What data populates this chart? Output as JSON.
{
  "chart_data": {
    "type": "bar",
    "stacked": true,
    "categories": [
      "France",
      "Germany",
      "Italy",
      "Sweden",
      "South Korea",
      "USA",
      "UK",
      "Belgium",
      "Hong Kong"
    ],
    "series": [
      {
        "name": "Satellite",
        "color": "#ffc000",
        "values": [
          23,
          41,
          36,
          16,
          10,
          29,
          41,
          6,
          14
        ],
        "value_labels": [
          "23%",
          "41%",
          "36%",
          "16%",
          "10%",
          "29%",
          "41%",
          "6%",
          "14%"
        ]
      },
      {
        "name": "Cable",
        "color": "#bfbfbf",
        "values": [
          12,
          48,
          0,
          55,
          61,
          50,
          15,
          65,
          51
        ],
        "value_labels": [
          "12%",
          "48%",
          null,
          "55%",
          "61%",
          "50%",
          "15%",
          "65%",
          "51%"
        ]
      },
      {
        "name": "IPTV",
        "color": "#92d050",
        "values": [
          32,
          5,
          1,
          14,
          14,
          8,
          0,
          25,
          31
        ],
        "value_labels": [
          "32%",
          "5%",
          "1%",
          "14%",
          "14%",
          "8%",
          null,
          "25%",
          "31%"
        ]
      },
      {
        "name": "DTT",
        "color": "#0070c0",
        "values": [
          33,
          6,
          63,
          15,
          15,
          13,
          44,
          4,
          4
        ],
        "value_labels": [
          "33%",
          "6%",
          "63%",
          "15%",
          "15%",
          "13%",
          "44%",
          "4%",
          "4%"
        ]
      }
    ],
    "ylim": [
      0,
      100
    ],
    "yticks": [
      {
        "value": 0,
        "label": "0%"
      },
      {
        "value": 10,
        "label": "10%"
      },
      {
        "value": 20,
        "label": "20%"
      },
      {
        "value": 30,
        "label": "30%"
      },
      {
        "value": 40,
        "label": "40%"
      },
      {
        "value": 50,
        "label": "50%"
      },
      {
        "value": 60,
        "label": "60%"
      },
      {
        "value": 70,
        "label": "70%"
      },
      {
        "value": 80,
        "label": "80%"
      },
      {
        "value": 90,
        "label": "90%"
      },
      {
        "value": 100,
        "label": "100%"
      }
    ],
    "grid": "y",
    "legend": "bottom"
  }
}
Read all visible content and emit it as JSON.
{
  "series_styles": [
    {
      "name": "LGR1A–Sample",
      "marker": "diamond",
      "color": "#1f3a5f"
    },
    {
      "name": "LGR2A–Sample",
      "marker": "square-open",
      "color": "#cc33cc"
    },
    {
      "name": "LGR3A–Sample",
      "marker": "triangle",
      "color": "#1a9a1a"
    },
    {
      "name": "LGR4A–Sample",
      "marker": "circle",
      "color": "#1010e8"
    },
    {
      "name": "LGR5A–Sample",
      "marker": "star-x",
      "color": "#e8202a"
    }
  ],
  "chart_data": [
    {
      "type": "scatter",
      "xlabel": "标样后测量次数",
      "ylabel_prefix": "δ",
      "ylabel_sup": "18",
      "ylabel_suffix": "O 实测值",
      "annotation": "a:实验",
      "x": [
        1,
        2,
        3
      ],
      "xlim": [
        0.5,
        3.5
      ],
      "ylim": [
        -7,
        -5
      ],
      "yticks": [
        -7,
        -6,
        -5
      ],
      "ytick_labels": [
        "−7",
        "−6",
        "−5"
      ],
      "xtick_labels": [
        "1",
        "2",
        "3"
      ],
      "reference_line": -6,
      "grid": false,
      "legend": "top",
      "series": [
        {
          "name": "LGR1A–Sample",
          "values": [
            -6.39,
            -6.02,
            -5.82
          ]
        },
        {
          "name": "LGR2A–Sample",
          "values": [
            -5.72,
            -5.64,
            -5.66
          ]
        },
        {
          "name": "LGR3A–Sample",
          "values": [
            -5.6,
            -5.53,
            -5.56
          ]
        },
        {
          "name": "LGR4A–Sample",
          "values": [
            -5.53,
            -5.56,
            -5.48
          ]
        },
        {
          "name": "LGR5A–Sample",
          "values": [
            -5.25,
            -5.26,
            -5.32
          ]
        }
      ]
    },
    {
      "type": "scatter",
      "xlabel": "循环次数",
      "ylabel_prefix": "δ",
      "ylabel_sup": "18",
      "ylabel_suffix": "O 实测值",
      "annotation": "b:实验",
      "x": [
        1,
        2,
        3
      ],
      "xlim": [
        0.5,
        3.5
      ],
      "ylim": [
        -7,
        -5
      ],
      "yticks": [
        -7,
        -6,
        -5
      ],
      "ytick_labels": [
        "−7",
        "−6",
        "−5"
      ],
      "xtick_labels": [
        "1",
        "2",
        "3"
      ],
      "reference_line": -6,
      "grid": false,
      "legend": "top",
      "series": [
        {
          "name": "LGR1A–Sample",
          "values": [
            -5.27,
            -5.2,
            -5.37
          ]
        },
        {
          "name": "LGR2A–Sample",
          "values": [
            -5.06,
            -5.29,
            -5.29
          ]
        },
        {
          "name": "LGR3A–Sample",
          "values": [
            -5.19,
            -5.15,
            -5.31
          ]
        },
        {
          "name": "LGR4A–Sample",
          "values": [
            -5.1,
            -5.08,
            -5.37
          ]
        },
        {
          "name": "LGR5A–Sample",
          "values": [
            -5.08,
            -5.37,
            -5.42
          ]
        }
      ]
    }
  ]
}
***
* **EXERCISE TASK**: Write out every record verbatim.

* **THE OUTPUT**:
What data populates this chart? Output as JSON.
{
  "chart_data": {
    "type": "bar",
    "stacked": true,
    "categories": [
      "France",
      "Germany",
      "Italy",
      "Sweden",
      "South Korea",
      "USA",
      "UK",
      "Belgium",
      "Hong Kong"
    ],
    "series": [
      {
        "name": "Satellite",
        "color": "#ffc000",
        "values": [
          23,
          41,
          36,
          16,
          10,
          29,
          41,
          6,
          14
        ],
        "value_labels": [
          "23%",
          "41%",
          "36%",
          "16%",
          "10%",
          "29%",
          "41%",
          "6%",
          "14%"
        ]
      },
      {
        "name": "Cable",
        "color": "#bfbfbf",
        "values": [
          12,
          48,
          0,
          55,
          61,
          50,
          15,
          65,
          51
        ],
        "value_labels": [
          "12%",
          "48%",
          null,
          "55%",
          "61%",
          "50%",
          "15%",
          "65%",
          "51%"
        ]
      },
      {
        "name": "IPTV",
        "color": "#92d050",
        "values": [
          32,
          5,
          1,
          14,
          14,
          8,
          0,
          25,
          31
        ],
        "value_labels": [
          "32%",
          "5%",
          "1%",
          "14%",
          "14%",
          "8%",
          null,
          "25%",
          "31%"
        ]
      },
      {
        "name": "DTT",
        "color": "#0070c0",
        "values": [
          33,
          6,
          63,
          15,
          15,
          13,
          44,
          4,
          4
        ],
        "value_labels": [
          "33%",
          "6%",
          "63%",
          "15%",
          "15%",
          "13%",
          "44%",
          "4%",
          "4%"
        ]
      }
    ],
    "ylim": [
      0,
      100
    ],
    "yticks": [
      {
        "value": 0,
        "label": "0%"
      },
      {
        "value": 10,
        "label": "10%"
      },
      {
        "value": 20,
        "label": "20%"
      },
      {
        "value": 30,
        "label": "30%"
      },
      {
        "value": 40,
        "label": "40%"
      },
      {
        "value": 50,
        "label": "50%"
      },
      {
        "value": 60,
        "label": "60%"
      },
      {
        "value": 70,
        "label": "70%"
      },
      {
        "value": 80,
        "label": "80%"
      },
      {
        "value": 90,
        "label": "90%"
      },
      {
        "value": 100,
        "label": "100%"
      }
    ],
    "grid": "y",
    "legend": "bottom"
  }
}
Read all visible content and emit it as JSON.
{
  "series_styles": [
    {
      "name": "LGR1A–Sample",
      "marker": "diamond",
      "color": "#1f3a5f"
    },
    {
      "name": "LGR2A–Sample",
      "marker": "square-open",
      "color": "#cc33cc"
    },
    {
      "name": "LGR3A–Sample",
      "marker": "triangle",
      "color": "#1a9a1a"
    },
    {
      "name": "LGR4A–Sample",
      "marker": "circle",
      "color": "#1010e8"
    },
    {
      "name": "LGR5A–Sample",
      "marker": "star-x",
      "color": "#e8202a"
    }
  ],
  "chart_data": [
    {
      "type": "scatter",
      "xlabel": "标样后测量次数",
      "ylabel_prefix": "δ",
      "ylabel_sup": "18",
      "ylabel_suffix": "O 实测值",
      "annotation": "a:实验",
      "x": [
        1,
        2,
        3
      ],
      "xlim": [
        0.5,
        3.5
      ],
      "ylim": [
        -7,
        -5
      ],
      "yticks": [
        -7,
        -6,
        -5
      ],
      "ytick_labels": [
        "−7",
        "−6",
        "−5"
      ],
      "xtick_labels": [
        "1",
        "2",
        "3"
      ],
      "reference_line": -6,
      "grid": false,
      "legend": "top",
      "series": [
        {
          "name": "LGR1A–Sample",
          "values": [
            -6.39,
            -6.02,
            -5.82
          ]
        },
        {
          "name": "LGR2A–Sample",
          "values": [
            -5.72,
            -5.64,
            -5.66
          ]
        },
        {
          "name": "LGR3A–Sample",
          "values": [
            -5.6,
            -5.53,
            -5.56
          ]
        },
        {
          "name": "LGR4A–Sample",
          "values": [
            -5.53,
            -5.56,
            -5.48
          ]
        },
        {
          "name": "LGR5A–Sample",
          "values": [
            -5.25,
            -5.26,
            -5.32
          ]
        }
      ]
    },
    {
      "type": "scatter",
      "xlabel": "循环次数",
      "ylabel_prefix": "δ",
      "ylabel_sup": "18",
      "ylabel_suffix": "O 实测值",
      "annotation": "b:实验",
      "x": [
        1,
        2,
        3
      ],
      "xlim": [
        0.5,
        3.5
      ],
      "ylim": [
        -7,
        -5
      ],
      "yticks": [
        -7,
        -6,
        -5
      ],
      "ytick_labels": [
        "−7",
        "−6",
        "−5"
      ],
      "xtick_labels": [
        "1",
        "2",
        "3"
      ],
      "reference_line": -6,
      "grid": false,
      "legend": "top",
      "series": [
        {
          "name": "LGR1A–Sample",
          "values": [
            -5.27,
            -5.2,
            -5.37
          ]
        },
        {
          "name": "LGR2A–Sample",
          "values": [
            -5.06,
            -5.29,
            -5.29
          ]
        },
        {
          "name": "LGR3A–Sample",
          "values": [
            -5.19,
            -5.15,
            -5.31
          ]
        },
        {
          "name": "LGR4A–Sample",
          "values": [
            -5.1,
            -5.08,
            -5.37
          ]
        },
        {
          "name": "LGR5A–Sample",
          "values": [
            -5.08,
            -5.37,
            -5.42
          ]
        }
      ]
    }
  ]
}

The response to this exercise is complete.